Texte proposé —

>>>

Les choses pourraient toutefois bouger avec la nouvelle administration Trump qui a annoncé pendant la campagne qu'ils voudraient changer le cadre.
Êtes-vous optimiste pour l'avenir du secteur ?
Oui, même plus que jamais. Au risque de vous étonner, je pense que la réglementation crypto est beaucoup plus claire aujourd'hui qu'elle ne l'a jamais été. Les choses évoluent en Asie, en Europe il y a MiCA et aux États-Unis, l'élection de Trump va permettre de clarifier les choses.
En réalité, le sujet est celui de la convergence des marchés, notamment via la régulation.
Vous vivez à New York. Comment voyez-vous l'évolution du marché crypto aux États-Unis ?
Les cryptos sont passées d'un marché de niche assez sectaire à un marché plus mainstream. On a vu l'arrivée de la finance traditionnelle avec des acteurs comme BlackRock et Franklin Templeton. C'est un changement énorme.

<<<

Données extraites —
>>>

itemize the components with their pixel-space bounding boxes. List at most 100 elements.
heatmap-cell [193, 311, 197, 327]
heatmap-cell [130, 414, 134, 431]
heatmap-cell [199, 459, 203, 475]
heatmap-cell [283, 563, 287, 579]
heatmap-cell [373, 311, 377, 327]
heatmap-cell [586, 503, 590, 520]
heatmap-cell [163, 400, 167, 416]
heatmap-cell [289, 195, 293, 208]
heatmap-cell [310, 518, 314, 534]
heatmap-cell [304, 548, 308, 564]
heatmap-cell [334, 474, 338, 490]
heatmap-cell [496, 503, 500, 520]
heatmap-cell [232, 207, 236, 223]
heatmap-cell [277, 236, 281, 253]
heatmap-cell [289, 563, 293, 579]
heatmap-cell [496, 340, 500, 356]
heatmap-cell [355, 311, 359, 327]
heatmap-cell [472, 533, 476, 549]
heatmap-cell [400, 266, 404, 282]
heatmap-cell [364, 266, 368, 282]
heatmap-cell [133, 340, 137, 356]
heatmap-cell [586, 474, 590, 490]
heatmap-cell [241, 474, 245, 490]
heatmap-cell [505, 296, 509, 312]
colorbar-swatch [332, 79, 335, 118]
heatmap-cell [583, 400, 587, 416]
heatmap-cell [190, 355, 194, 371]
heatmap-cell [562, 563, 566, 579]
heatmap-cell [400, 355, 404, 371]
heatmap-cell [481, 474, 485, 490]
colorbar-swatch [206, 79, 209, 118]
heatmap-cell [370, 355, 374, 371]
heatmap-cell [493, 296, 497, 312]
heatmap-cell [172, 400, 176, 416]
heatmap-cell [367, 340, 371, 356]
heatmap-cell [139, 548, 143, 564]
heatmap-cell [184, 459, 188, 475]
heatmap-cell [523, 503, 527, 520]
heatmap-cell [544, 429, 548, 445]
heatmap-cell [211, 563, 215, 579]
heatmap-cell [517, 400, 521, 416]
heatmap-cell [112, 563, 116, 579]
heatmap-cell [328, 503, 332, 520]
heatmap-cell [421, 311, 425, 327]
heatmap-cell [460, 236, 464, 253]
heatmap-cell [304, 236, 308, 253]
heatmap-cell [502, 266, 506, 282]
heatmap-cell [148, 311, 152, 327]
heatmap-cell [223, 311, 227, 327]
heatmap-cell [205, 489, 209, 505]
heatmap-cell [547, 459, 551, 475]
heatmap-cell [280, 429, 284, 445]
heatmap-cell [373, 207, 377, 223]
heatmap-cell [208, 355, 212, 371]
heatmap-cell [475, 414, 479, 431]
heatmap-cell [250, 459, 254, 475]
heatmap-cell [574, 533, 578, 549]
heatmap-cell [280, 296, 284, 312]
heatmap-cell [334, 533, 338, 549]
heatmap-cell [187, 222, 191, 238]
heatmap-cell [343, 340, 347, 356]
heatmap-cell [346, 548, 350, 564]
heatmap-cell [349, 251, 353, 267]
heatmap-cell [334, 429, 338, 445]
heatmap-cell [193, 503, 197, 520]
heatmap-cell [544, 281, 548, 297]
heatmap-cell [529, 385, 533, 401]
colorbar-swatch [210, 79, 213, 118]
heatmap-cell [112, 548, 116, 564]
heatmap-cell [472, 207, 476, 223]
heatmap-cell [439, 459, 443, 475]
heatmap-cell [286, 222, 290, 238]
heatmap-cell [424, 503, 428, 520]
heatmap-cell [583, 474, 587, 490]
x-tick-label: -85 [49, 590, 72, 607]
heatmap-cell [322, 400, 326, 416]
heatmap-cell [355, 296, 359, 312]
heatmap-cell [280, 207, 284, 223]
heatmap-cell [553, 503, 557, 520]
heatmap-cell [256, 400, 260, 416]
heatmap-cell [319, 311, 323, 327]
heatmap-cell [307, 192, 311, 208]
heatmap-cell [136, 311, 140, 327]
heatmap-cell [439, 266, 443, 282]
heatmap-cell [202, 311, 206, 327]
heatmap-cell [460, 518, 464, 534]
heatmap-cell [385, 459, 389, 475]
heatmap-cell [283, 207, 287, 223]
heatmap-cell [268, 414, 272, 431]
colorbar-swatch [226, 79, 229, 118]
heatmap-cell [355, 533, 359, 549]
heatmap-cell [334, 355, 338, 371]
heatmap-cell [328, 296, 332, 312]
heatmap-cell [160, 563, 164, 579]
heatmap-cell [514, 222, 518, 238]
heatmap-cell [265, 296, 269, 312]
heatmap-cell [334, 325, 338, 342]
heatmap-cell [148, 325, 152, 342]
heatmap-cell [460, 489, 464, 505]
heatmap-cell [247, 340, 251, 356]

<<<

Exercices —
1. D'après le texte proposé, quels acteurs de la finance traditionnelle ont fait leur arrivée sur le marché des cryptos ?
2. Recopiez le passage du texte proposé depuis « Les cryptos sont » jusqu'à « un changement énorme. ».

Corrigé des exercices —
1. BlackRock et Franklin Templeton.

2.
Les cryptos sont passées d'un marché de niche assez sectaire à un marché plus mainstream. On a vu l'arrivée de la finance traditionnelle avec des acteurs comme BlackRock et Franklin Templeton. C'est un changement énorme.